(A run of records)
>>>
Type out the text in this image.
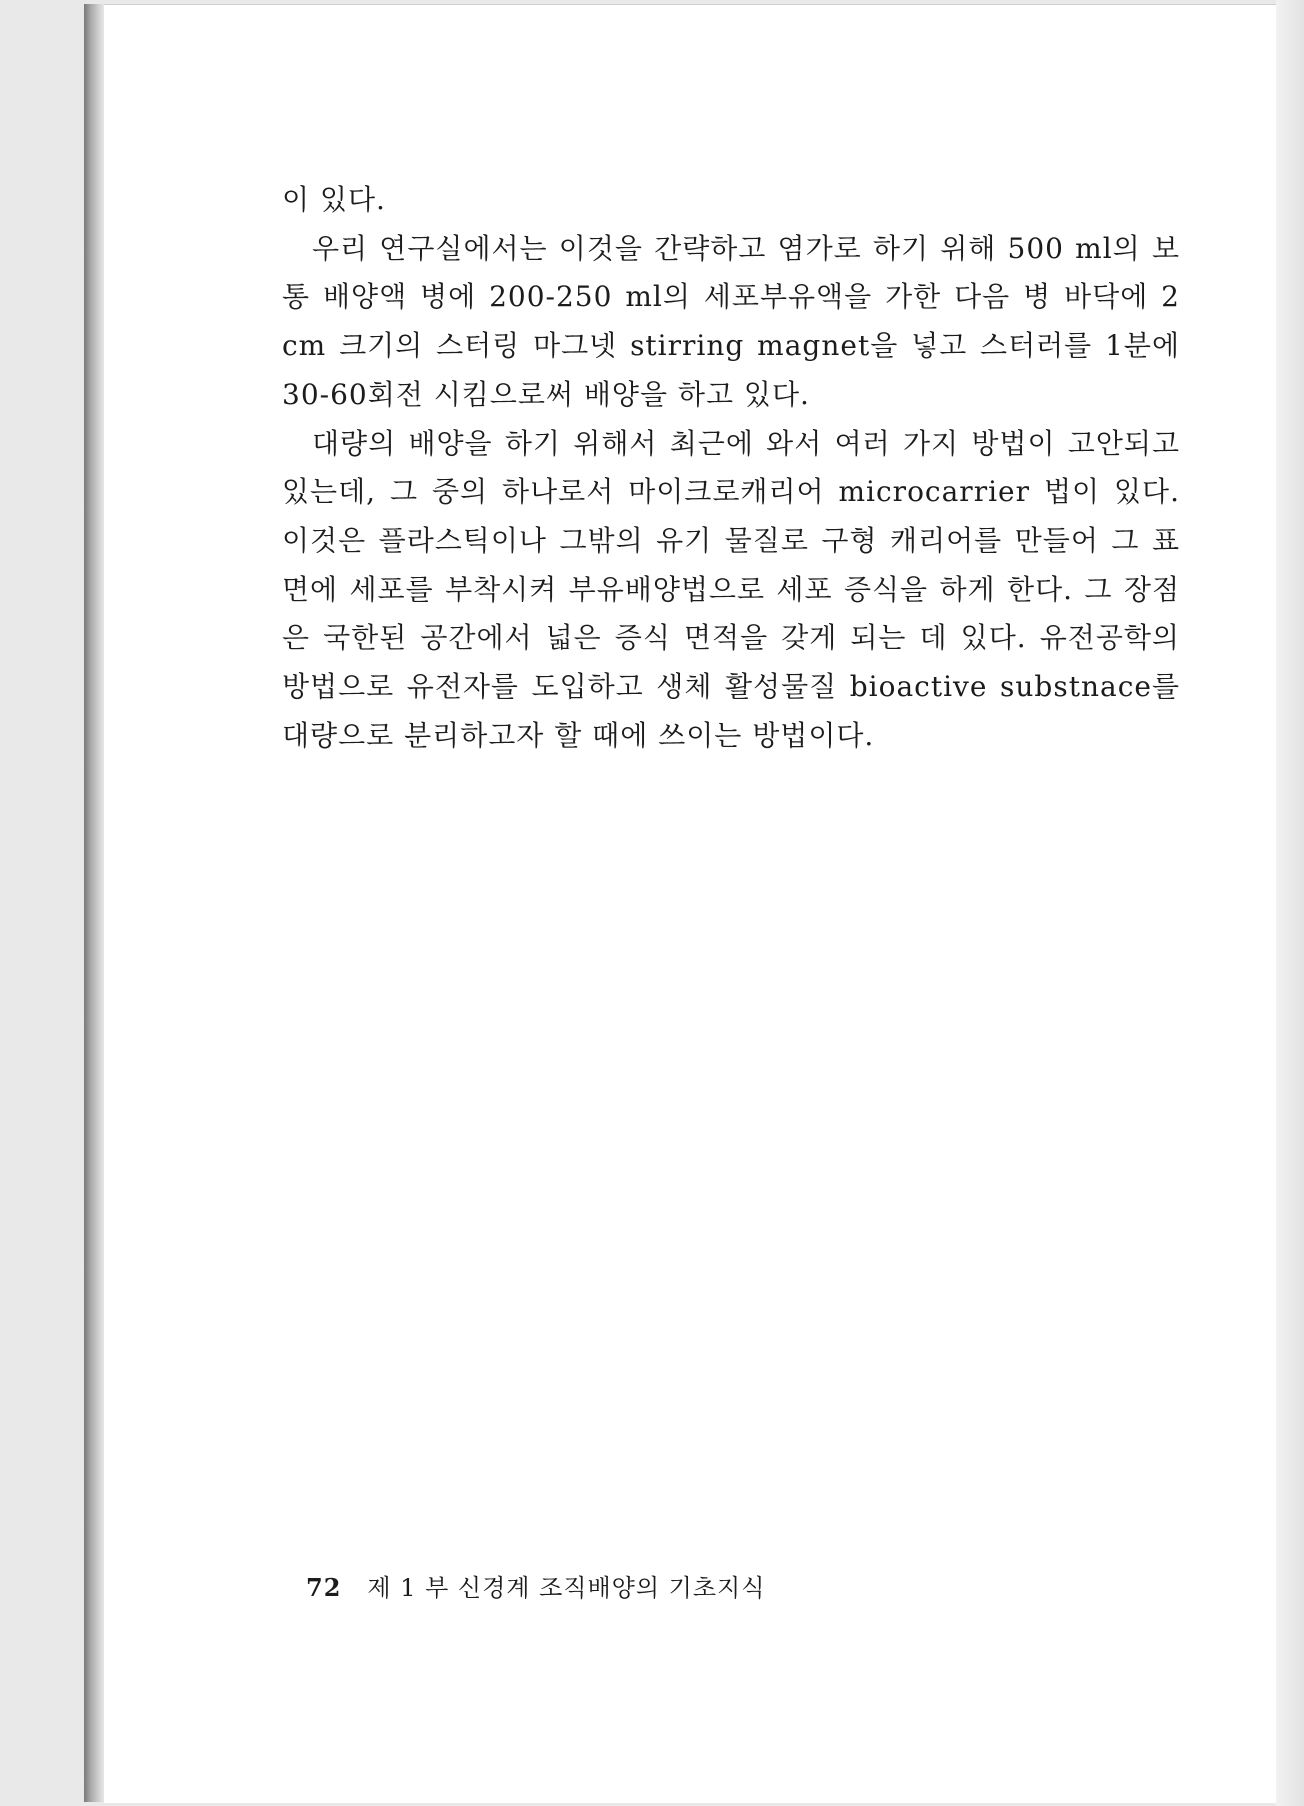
이 있다.

우리 연구실에서는 이것을 간략하고 염가로 하기 위해 500 ml의 보통 배양액 병에 200-250 ml의 세포부유액을 가한 다음 병 바닥에 2 cm 크기의 스터링 마그넷 stirring magnet을 넣고 스터러를 1분에 30-60회전 시킴으로써 배양을 하고 있다.

대량의 배양을 하기 위해서 최근에 와서 여러 가지 방법이 고안되고 있는데, 그 중의 하나로서 마이크로캐리어 microcarrier 법이 있다. 이것은 플라스틱이나 그밖의 유기 물질로 구형 캐리어를 만들어 그 표면에 세포를 부착시켜 부유배양법으로 세포 증식을 하게 한다. 그 장점은 국한된 공간에서 넓은 증식 면적을 갖게 되는 데 있다. 유전공학의 방법으로 유전자를 도입하고 생체 활성물질 bioactive substnace를 대량으로 분리하고자 할 때에 쓰이는 방법이다.

72 제 1 부 신경계 조직배양의 기초지식
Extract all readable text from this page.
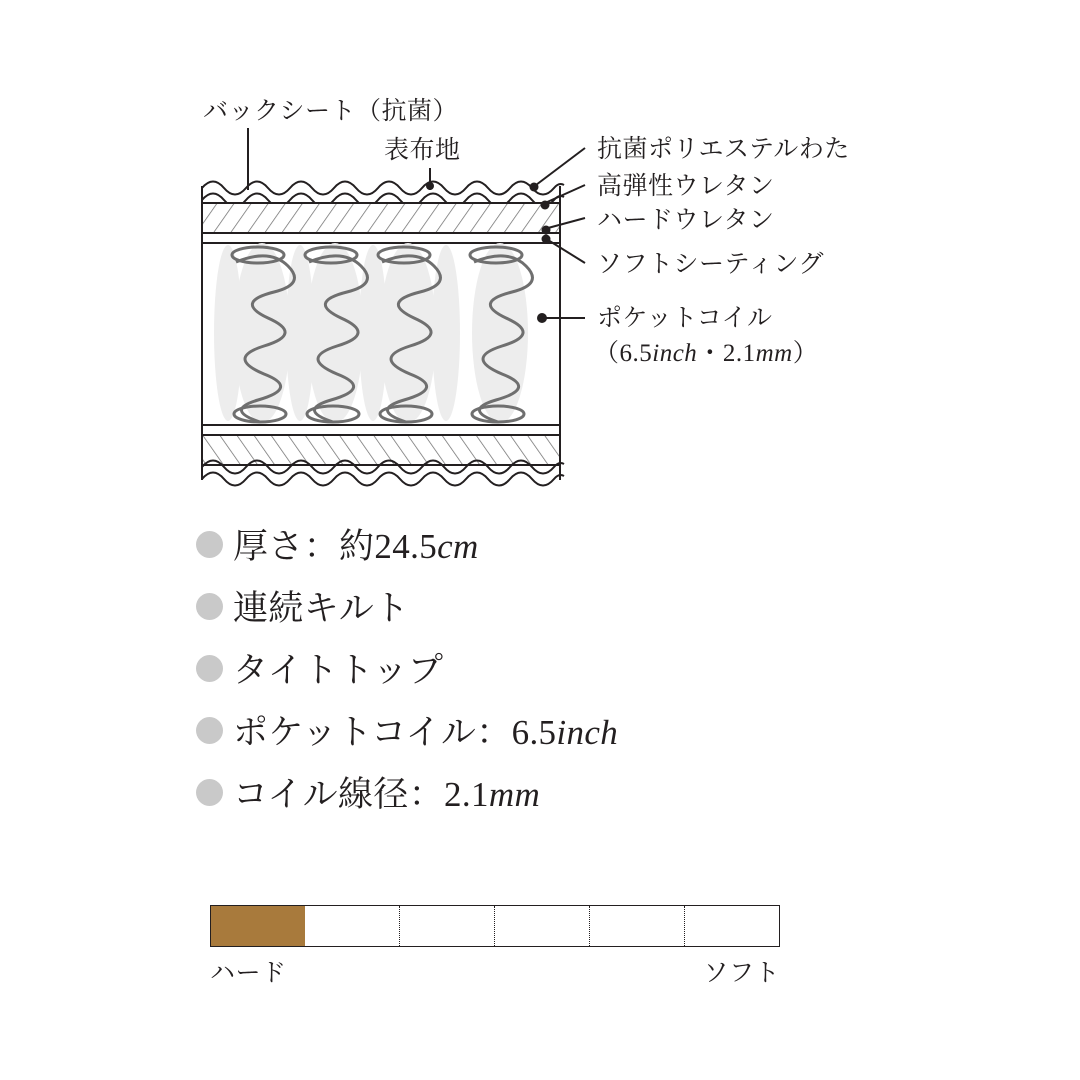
バックシート（抗菌）
表布地	抗菌ポリエステルわた
高弾性ウレタン
ハードウレタン
ソフトシーティング
ポケットコイル
（6.5inch・2.1mm）
厚さ：約24.5cm
連続キルト
タイトトップ
ポケットコイル：6.5inch
コイル線径：2.1mm
ハード	ソフト
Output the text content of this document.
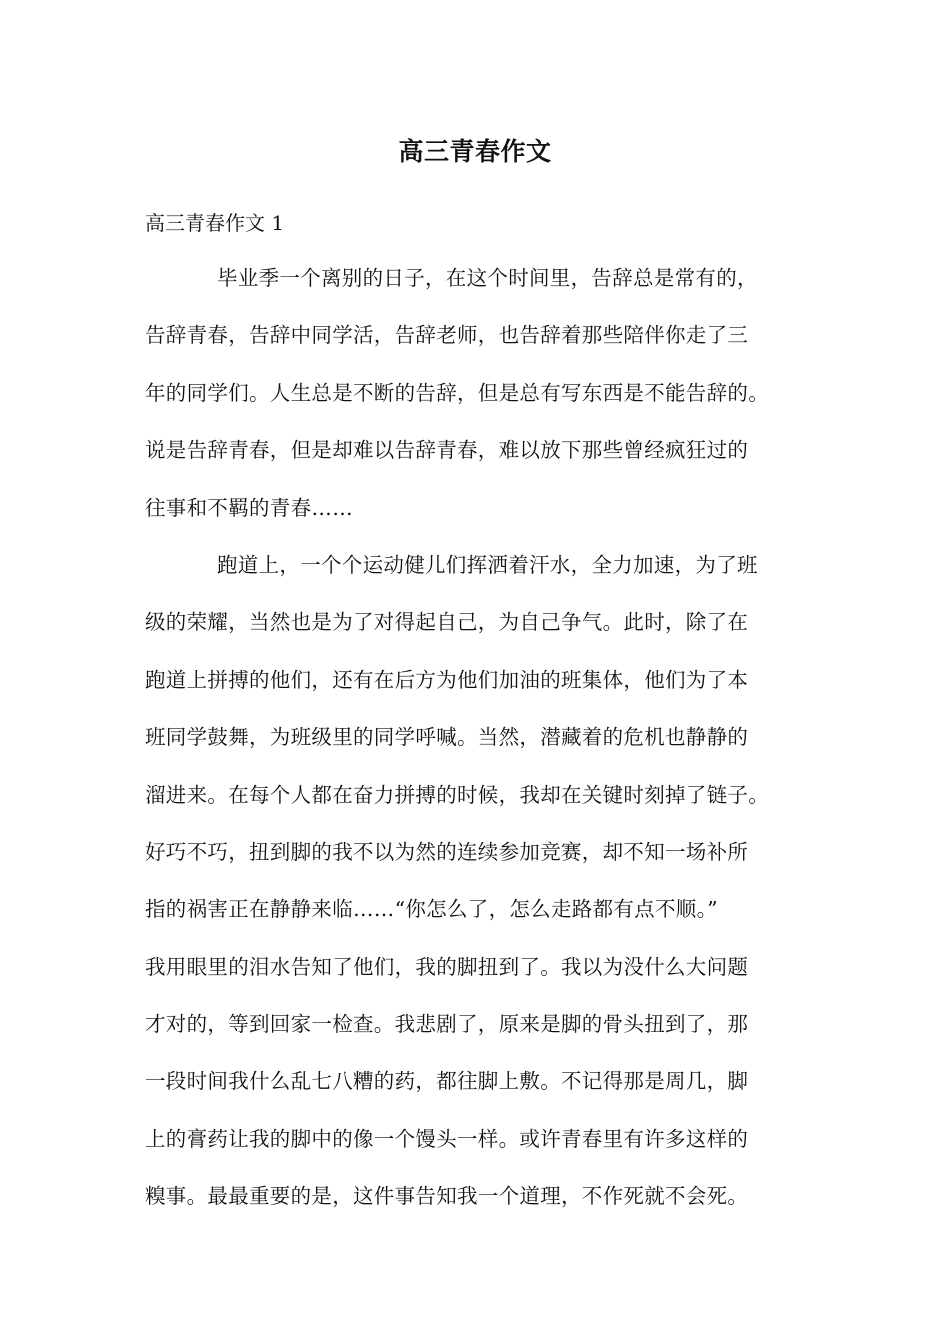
高三青春作文
高三青春作文 1
毕业季一个离别的日子，在这个时间里，告辞总是常有的，
告辞青春，告辞中同学活，告辞老师，也告辞着那些陪伴你走了三
年的同学们。人生总是不断的告辞，但是总有写东西是不能告辞的。
说是告辞青春，但是却难以告辞青春，难以放下那些曾经疯狂过的
往事和不羁的青春……
跑道上，一个个运动健儿们挥洒着汗水，全力加速，为了班
级的荣耀，当然也是为了对得起自己，为自己争气。此时，除了在
跑道上拼搏的他们，还有在后方为他们加油的班集体，他们为了本
班同学鼓舞，为班级里的同学呼喊。当然，潜藏着的危机也静静的
溜进来。在每个人都在奋力拼搏的时候，我却在关键时刻掉了链子。
好巧不巧，扭到脚的我不以为然的连续参加竞赛，却不知一场补所
指的祸害正在静静来临……“你怎么了，怎么走路都有点不顺。”
我用眼里的泪水告知了他们，我的脚扭到了。我以为没什么大问题
才对的，等到回家一检查。我悲剧了，原来是脚的骨头扭到了，那
一段时间我什么乱七八糟的药，都往脚上敷。不记得那是周几，脚
上的膏药让我的脚中的像一个馒头一样。或许青春里有许多这样的
糗事。最最重要的是，这件事告知我一个道理，不作死就不会死。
<<<
▸ Exercise requirements
Every entry must be written out exactly, with all pictures left out.

▸ The answer
Type out the text in this image.
이 있다.

우리 연구실에서는 이것을 간략하고 염가로 하기 위해 500 ml의 보통 배양액 병에 200-250 ml의 세포부유액을 가한 다음 병 바닥에 2 cm 크기의 스터링 마그넷 stirring magnet을 넣고 스터러를 1분에 30-60회전 시킴으로써 배양을 하고 있다.

대량의 배양을 하기 위해서 최근에 와서 여러 가지 방법이 고안되고 있는데, 그 중의 하나로서 마이크로캐리어 microcarrier 법이 있다. 이것은 플라스틱이나 그밖의 유기 물질로 구형 캐리어를 만들어 그 표면에 세포를 부착시켜 부유배양법으로 세포 증식을 하게 한다. 그 장점은 국한된 공간에서 넓은 증식 면적을 갖게 되는 데 있다. 유전공학의 방법으로 유전자를 도입하고 생체 활성물질 bioactive substnace를 대량으로 분리하고자 할 때에 쓰이는 방법이다.

72 제 1 부 신경계 조직배양의 기초지식
Extract all readable text from this page.
バックシート（抗菌）
表布地	抗菌ポリエステルわた
高弾性ウレタン
ハードウレタン
ソフトシーティング
ポケットコイル
（6.5inch・2.1mm）
厚さ：約24.5cm
連続キルト
タイトトップ
ポケットコイル：6.5inch
コイル線径：2.1mm
ハード	ソフト
Output the text content of this document.
高三青春作文
高三青春作文 1
毕业季一个离别的日子，在这个时间里，告辞总是常有的，
告辞青春，告辞中同学活，告辞老师，也告辞着那些陪伴你走了三
年的同学们。人生总是不断的告辞，但是总有写东西是不能告辞的。
说是告辞青春，但是却难以告辞青春，难以放下那些曾经疯狂过的
往事和不羁的青春……
跑道上，一个个运动健儿们挥洒着汗水，全力加速，为了班
级的荣耀，当然也是为了对得起自己，为自己争气。此时，除了在
跑道上拼搏的他们，还有在后方为他们加油的班集体，他们为了本
班同学鼓舞，为班级里的同学呼喊。当然，潜藏着的危机也静静的
溜进来。在每个人都在奋力拼搏的时候，我却在关键时刻掉了链子。
好巧不巧，扭到脚的我不以为然的连续参加竞赛，却不知一场补所
指的祸害正在静静来临……“你怎么了，怎么走路都有点不顺。”
我用眼里的泪水告知了他们，我的脚扭到了。我以为没什么大问题
才对的，等到回家一检查。我悲剧了，原来是脚的骨头扭到了，那
一段时间我什么乱七八糟的药，都往脚上敷。不记得那是周几，脚
上的膏药让我的脚中的像一个馒头一样。或许青春里有许多这样的
糗事。最最重要的是，这件事告知我一个道理，不作死就不会死。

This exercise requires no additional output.